◆ INSTRUCTIONS TO FOLLOW
From the material below, gather every line that contains the string "legend". Case must match.

◆ INPUT MATERIAL
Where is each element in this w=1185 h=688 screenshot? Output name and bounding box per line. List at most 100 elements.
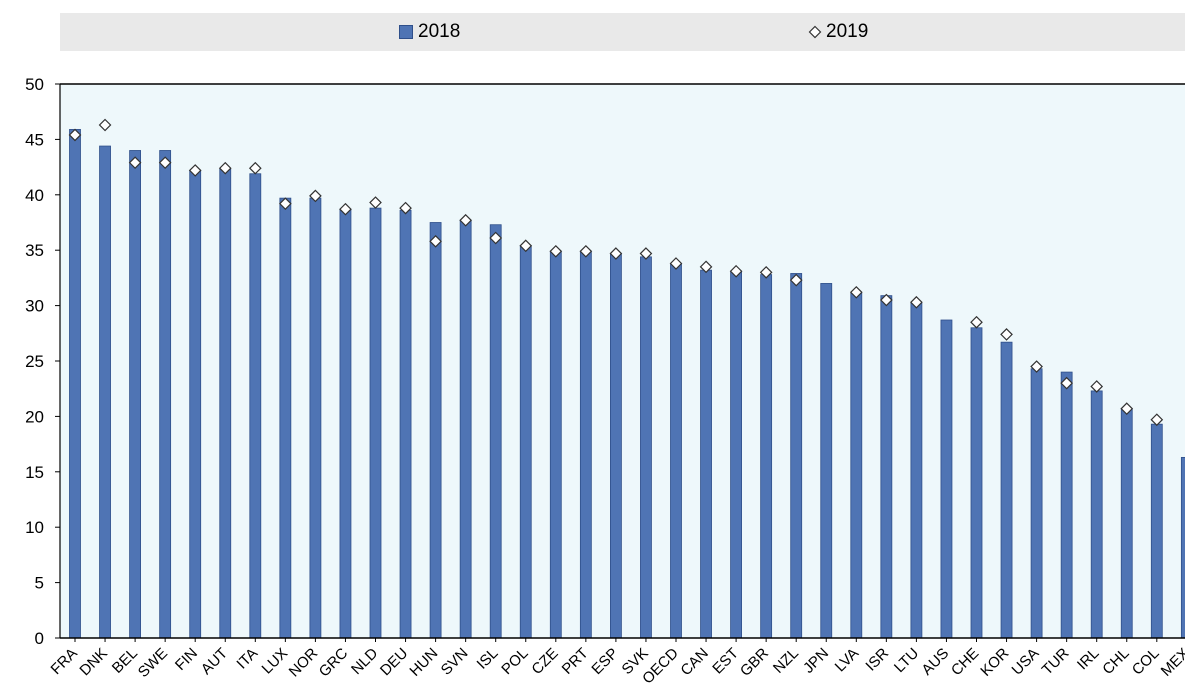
x-tick-label-aut: AUT: [198, 645, 231, 678]
y-axis: 0 5 10 15 20 25 30 35 40 45 50: [25, 75, 1185, 648]
x-tick-label-kor: KOR: [977, 645, 1012, 680]
marker-2019-grc: [339, 202, 352, 216]
legend-item-2018: 2018: [399, 13, 460, 51]
marker-2019-usa: [1030, 360, 1043, 373]
marker-2019-irl: [1090, 380, 1104, 393]
x-tick-label-mex: MEX: [1158, 645, 1185, 680]
bar-2018-grc: [339, 208, 352, 639]
x-tick-label-fin: FIN: [172, 645, 201, 674]
x-tick-label-esp: ESP: [588, 645, 621, 678]
bar-2018-can: [700, 269, 712, 639]
bar-2018-aus: [940, 319, 953, 639]
bar-swatch-icon: [399, 25, 413, 39]
x-tick-label-ita: ITA: [233, 645, 261, 673]
x-tick-label-est: EST: [709, 645, 742, 678]
bar-2018-mex: [1180, 456, 1185, 639]
legend-item-2019: 2019: [808, 13, 868, 51]
bar-2018-lva: [850, 293, 863, 639]
x-tick-label-gbr: GBR: [737, 645, 772, 680]
bar-2018-swe: [159, 150, 172, 639]
y-tick-label: 15: [25, 463, 44, 482]
marker-2019-prt: [579, 244, 593, 258]
legend-label-2019: 2019: [826, 21, 869, 42]
x-tick-label-prt: PRT: [559, 645, 592, 678]
bar-2018-oecd: [670, 263, 682, 639]
marker-2019-can: [699, 260, 713, 274]
bar-2018-dnk: [99, 145, 111, 639]
marker-2019-hun: [429, 234, 442, 248]
x-tick-label-lux: LUX: [259, 645, 292, 678]
bar-2018-usa: [1030, 368, 1043, 639]
x-tick-label-nor: NOR: [286, 645, 322, 681]
bar-2018-col: [1150, 423, 1163, 639]
y-tick-label: 35: [25, 241, 44, 260]
bar-2018-kor: [1000, 341, 1013, 639]
bar-2018-cze: [549, 250, 562, 639]
marker-2019-cze: [549, 244, 563, 258]
marker-2019-gbr: [759, 266, 773, 279]
x-tick-label-deu: DEU: [377, 645, 411, 679]
bar-2018-chl: [1120, 408, 1133, 639]
y-tick-label: 20: [25, 407, 44, 426]
x-tick-label-isr: ISR: [862, 645, 892, 675]
bar-2018-svn: [459, 219, 472, 639]
diamond-marker-icon: [808, 25, 822, 39]
marker-2019-ita: [248, 161, 262, 175]
marker-2019-lva: [849, 285, 863, 299]
x-tick-label-col: COL: [1129, 645, 1163, 679]
bar-2018-gbr: [760, 274, 773, 639]
y-tick-label: 45: [25, 130, 44, 149]
marker-2019-chl: [1120, 402, 1134, 415]
x-tick-label-svn: SVN: [438, 645, 472, 679]
x-tick-label-can: CAN: [677, 645, 711, 679]
x-tick-label-che: CHE: [948, 645, 982, 679]
x-tick-label-ltu: LTU: [891, 645, 922, 676]
x-tick-label-bel: BEL: [109, 645, 141, 677]
bar-2018-jpn: [820, 283, 833, 639]
bar-2018-prt: [579, 250, 592, 639]
x-tick-label-fra: FRA: [48, 645, 81, 678]
marker-2019-svk: [639, 247, 653, 260]
bar-2018-fin: [189, 170, 202, 639]
legend: 2018 2019: [60, 13, 1185, 51]
bar-2018-irl: [1090, 390, 1103, 639]
bar-2018-nzl: [790, 273, 803, 639]
marker-2019-nld: [369, 196, 382, 209]
marker-2019-ltu: [910, 295, 923, 309]
marker-2019-tur: [1060, 376, 1073, 390]
bar-2018-svk: [640, 256, 652, 639]
marker-2019-isr: [880, 293, 893, 307]
bar-2018-est: [730, 270, 742, 639]
y-tick-label: 5: [35, 574, 44, 593]
x-tick-label-lva: LVA: [832, 645, 863, 676]
bar-2018-tur: [1060, 371, 1073, 639]
bar-2018-deu: [399, 209, 412, 639]
bar-2018-ltu: [910, 302, 923, 639]
bar-series-2018: [69, 129, 1185, 639]
x-tick-label-grc: GRC: [316, 645, 352, 681]
marker-2019-deu: [399, 201, 412, 215]
y-tick-label: 0: [35, 629, 44, 648]
x-tick-label-nld: NLD: [348, 645, 381, 678]
legend-label-2018: 2018: [418, 21, 461, 42]
bar-2018-isr: [880, 295, 893, 639]
x-tick-label-swe: SWE: [135, 645, 171, 681]
bar-2018-ita: [249, 173, 262, 639]
bar-2018-che: [970, 327, 983, 639]
marker-2019-esp: [609, 247, 623, 260]
bar-2018-pol: [519, 245, 532, 639]
x-tick-label-usa: USA: [1009, 645, 1043, 679]
x-tick-label-irl: IRL: [1074, 645, 1103, 674]
y-tick-label: 50: [25, 75, 44, 94]
bar-2018-isl: [489, 224, 502, 639]
x-tick-label-hun: HUN: [406, 645, 441, 680]
marker-2019-fra: [68, 128, 82, 142]
x-tick-label-nzl: NZL: [770, 645, 802, 677]
marker-2019-kor: [1000, 328, 1013, 341]
x-tick-label-dnk: DNK: [76, 645, 110, 679]
bar-2018-bel: [129, 150, 142, 639]
marker-2019-nzl: [789, 273, 803, 287]
plot-area: [60, 84, 1185, 638]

◆ RESULT FOR THIS EXERCISE
legend-item-2018: 2018: [399, 13, 460, 51]
legend-item-2019: 2019: [808, 13, 868, 51]
legend-label-2019: 2019: [826, 21, 869, 42]
legend: 2018 2019: [60, 13, 1185, 51]
legend-label-2018: 2018: [418, 21, 461, 42]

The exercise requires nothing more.